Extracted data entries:
********
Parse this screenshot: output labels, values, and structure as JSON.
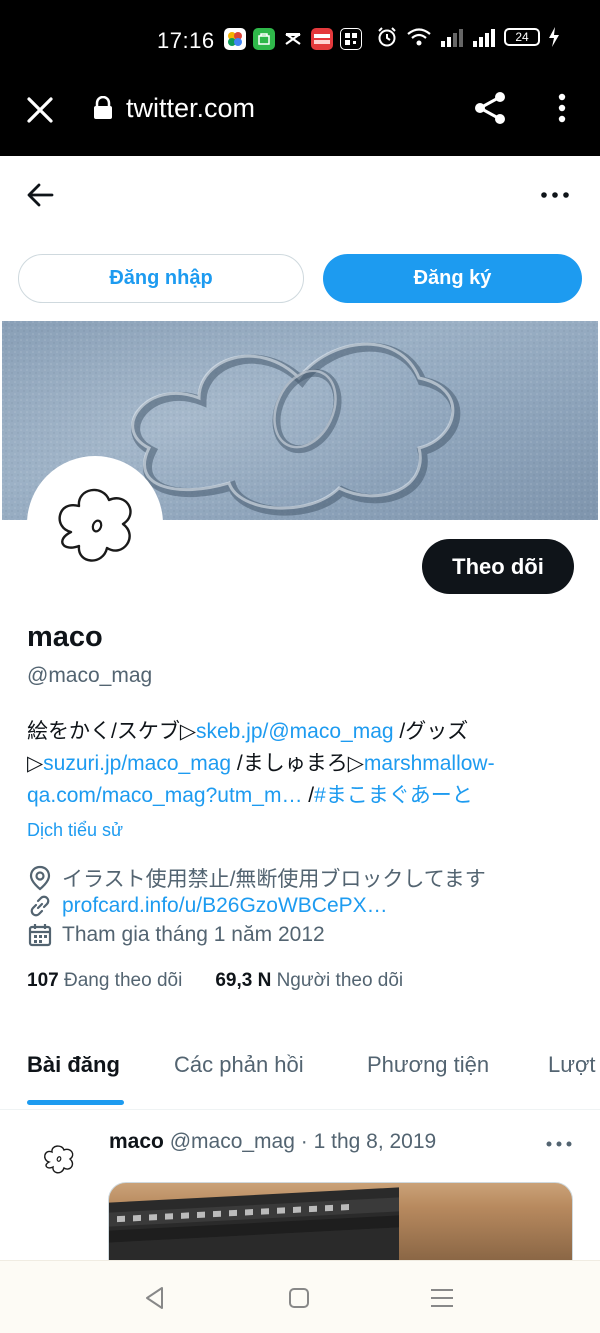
{
  "status_bar": {
    "time": "17:16",
    "battery": "24"
  },
  "browser": {
    "url": "twitter.com"
  },
  "header": {
    "login_label": "Đăng nhập",
    "signup_label": "Đăng ký"
  },
  "profile": {
    "follow_label": "Theo dõi",
    "name": "maco",
    "handle": "@maco_mag",
    "bio": {
      "t1": "絵をかく/スケブ▷",
      "l1": "skeb.jp/@maco_mag",
      "t2": " /グッズ",
      "t3": "▷",
      "l2": "suzuri.jp/maco_mag",
      "t4": " /ましゅまろ▷",
      "l3a": "marshmallow-",
      "l3b": "qa.com/maco_mag?utm_m…",
      "t5": " /",
      "l4": "#まこまぐあーと"
    },
    "translate_label": "Dịch tiểu sử",
    "location": "イラスト使用禁止/無断使用ブロックしてます",
    "website": "profcard.info/u/B26GzoWBCePX…",
    "joined": "Tham gia tháng 1 năm 2012",
    "following_count": "107",
    "following_label": "Đang theo dõi",
    "followers_count": "69,3 N",
    "followers_label": "Người theo dõi"
  },
  "tabs": [
    {
      "label": "Bài đăng"
    },
    {
      "label": "Các phản hồi"
    },
    {
      "label": "Phương tiện"
    },
    {
      "label": "Lượt"
    }
  ],
  "tweet": {
    "name": "maco",
    "handle": "@maco_mag",
    "sep": "·",
    "date": "1 thg 8, 2019"
  },
  "colors": {
    "accent": "#1d9bf0",
    "text": "#0f1419",
    "secondary": "#536471"
  }
}
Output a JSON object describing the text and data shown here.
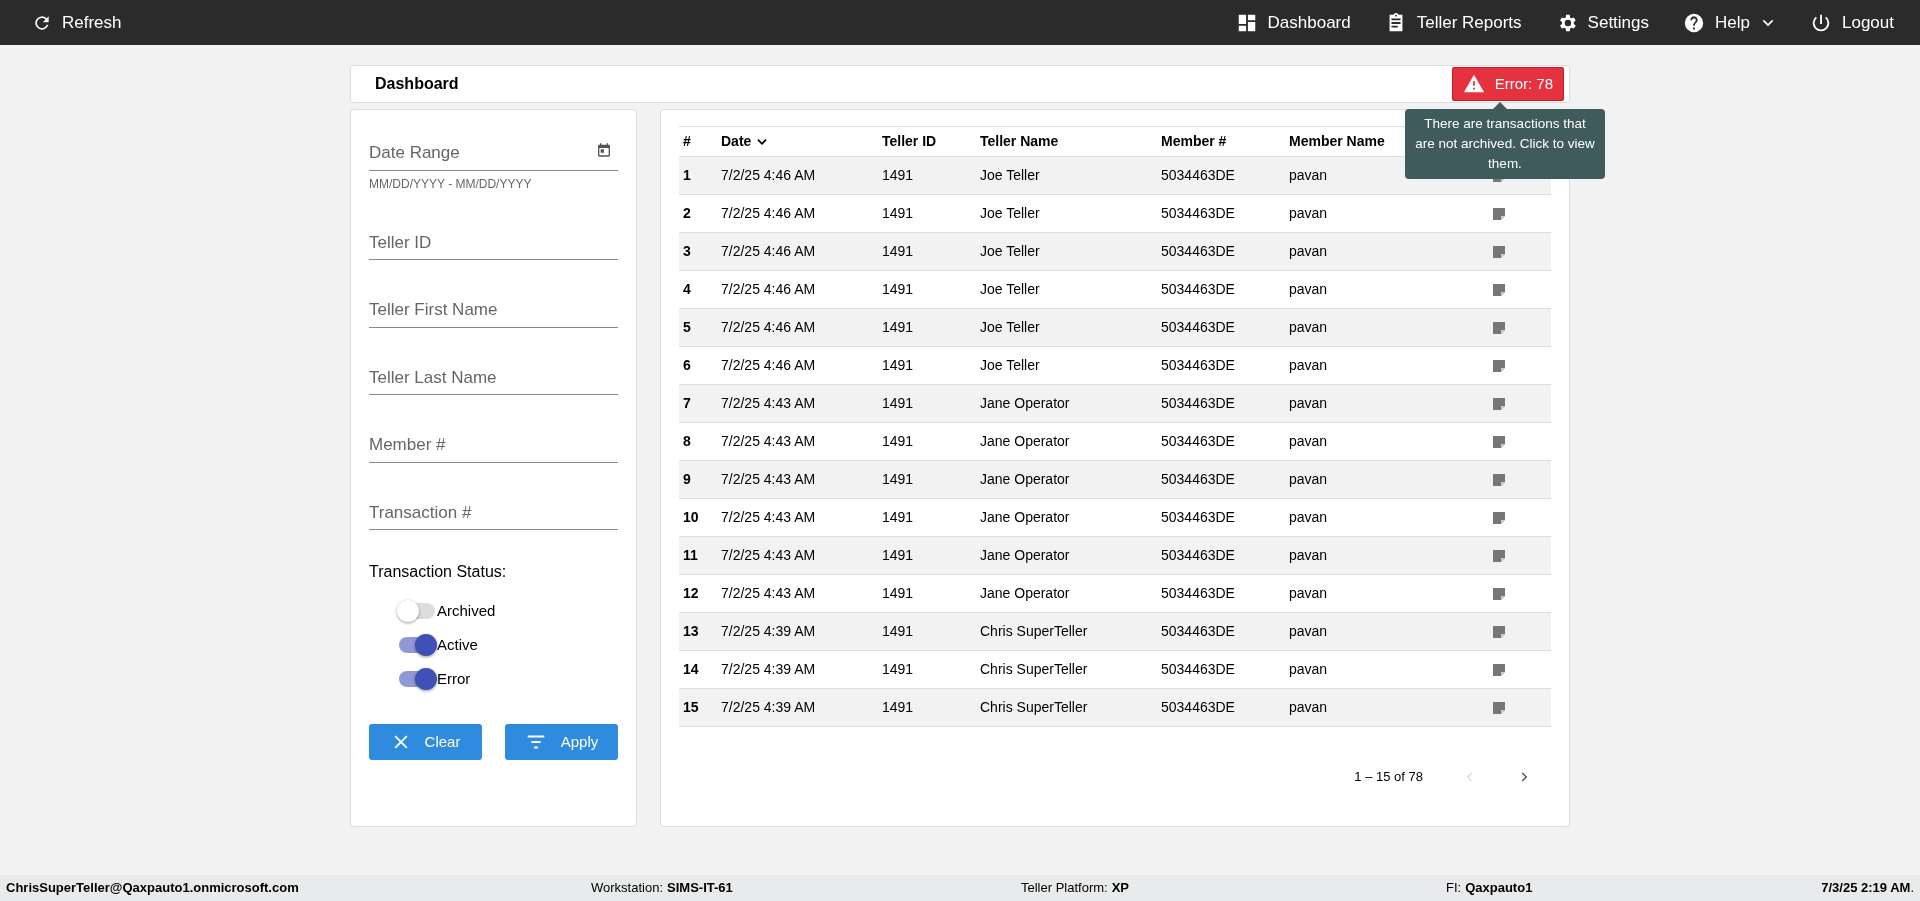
********
TO DO >> Repeat the listing in full and exactly. Do not include any images.

RESPONSE TO THE TASK >>
Parse this screenshot: output labels, values, and structure as JSON.
{
  "status_bar": {
    "time": "17:16",
    "battery": "24"
  },
  "browser": {
    "url": "twitter.com"
  },
  "header": {
    "login_label": "Đăng nhập",
    "signup_label": "Đăng ký"
  },
  "profile": {
    "follow_label": "Theo dõi",
    "name": "maco",
    "handle": "@maco_mag",
    "bio": {
      "t1": "絵をかく/スケブ▷",
      "l1": "skeb.jp/@maco_mag",
      "t2": " /グッズ",
      "t3": "▷",
      "l2": "suzuri.jp/maco_mag",
      "t4": " /ましゅまろ▷",
      "l3a": "marshmallow-",
      "l3b": "qa.com/maco_mag?utm_m…",
      "t5": " /",
      "l4": "#まこまぐあーと"
    },
    "translate_label": "Dịch tiểu sử",
    "location": "イラスト使用禁止/無断使用ブロックしてます",
    "website": "profcard.info/u/B26GzoWBCePX…",
    "joined": "Tham gia tháng 1 năm 2012",
    "following_count": "107",
    "following_label": "Đang theo dõi",
    "followers_count": "69,3 N",
    "followers_label": "Người theo dõi"
  },
  "tabs": [
    {
      "label": "Bài đăng"
    },
    {
      "label": "Các phản hồi"
    },
    {
      "label": "Phương tiện"
    },
    {
      "label": "Lượt"
    }
  ],
  "tweet": {
    "name": "maco",
    "handle": "@maco_mag",
    "sep": "·",
    "date": "1 thg 8, 2019"
  },
  "colors": {
    "accent": "#1d9bf0",
    "text": "#0f1419",
    "secondary": "#536471"
  }
}
Output a JSON object describing the text and data shown here.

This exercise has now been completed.